-- start of Given records --
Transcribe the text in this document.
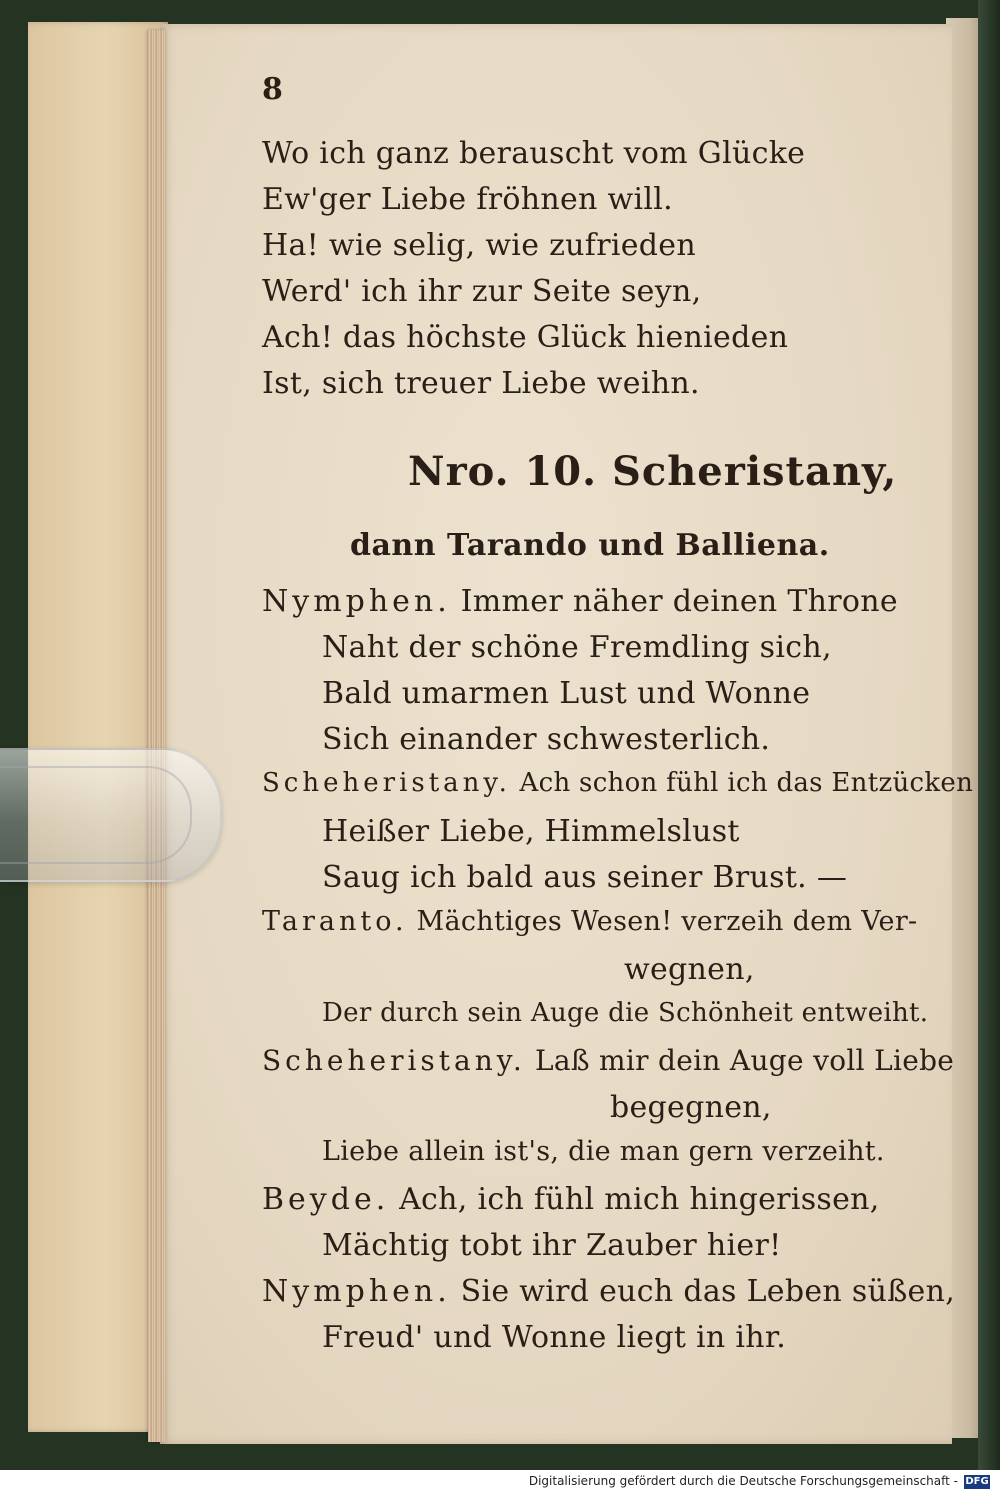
8
Wo ich ganz berauscht vom Glücke
Ew'ger Liebe fröhnen will.
Ha! wie selig, wie zufrieden
Werd' ich ihr zur Seite seyn,
Ach! das höchste Glück hienieden
Ist, sich treuer Liebe weihn.
Nro. 10. Scheristany,
dann Tarando und Balliena.
Nymphen. Immer näher deinen Throne
Naht der schöne Fremdling sich,
Bald umarmen Lust und Wonne
Sich einander schwesterlich.
Scheheristany. Ach schon fühl ich das Entzücken
Heißer Liebe, Himmelslust
Saug ich bald aus seiner Brust. —
Taranto. Mächtiges Wesen! verzeih dem Ver-
wegnen,
Der durch sein Auge die Schönheit entweiht.
Scheheristany. Laß mir dein Auge voll Liebe
begegnen,
Liebe allein ist's, die man gern verzeiht.
Beyde. Ach, ich fühl mich hingerissen,
Mächtig tobt ihr Zauber hier!
Nymphen. Sie wird euch das Leben süßen,
Freud' und Wonne liegt in ihr.
Digitalisierung gefördert durch die Deutsche Forschungsgemeinschaft - DFG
-- end of Given records --
● **Task objective**: Copy out the listing exactly as it stands, but not the pictures.

● **Answer to this exercise**:
Transcribe the text in this document.
8
Wo ich ganz berauscht vom Glücke
Ew'ger Liebe fröhnen will.
Ha! wie selig, wie zufrieden
Werd' ich ihr zur Seite seyn,
Ach! das höchste Glück hienieden
Ist, sich treuer Liebe weihn.
Nro. 10. Scheristany,
dann Tarando und Balliena.
Nymphen. Immer näher deinen Throne
Naht der schöne Fremdling sich,
Bald umarmen Lust und Wonne
Sich einander schwesterlich.
Scheheristany. Ach schon fühl ich das Entzücken
Heißer Liebe, Himmelslust
Saug ich bald aus seiner Brust. —
Taranto. Mächtiges Wesen! verzeih dem Ver-
wegnen,
Der durch sein Auge die Schönheit entweiht.
Scheheristany. Laß mir dein Auge voll Liebe
begegnen,
Liebe allein ist's, die man gern verzeiht.
Beyde. Ach, ich fühl mich hingerissen,
Mächtig tobt ihr Zauber hier!
Nymphen. Sie wird euch das Leben süßen,
Freud' und Wonne liegt in ihr.
Digitalisierung gefördert durch die Deutsche Forschungsgemeinschaft - DFG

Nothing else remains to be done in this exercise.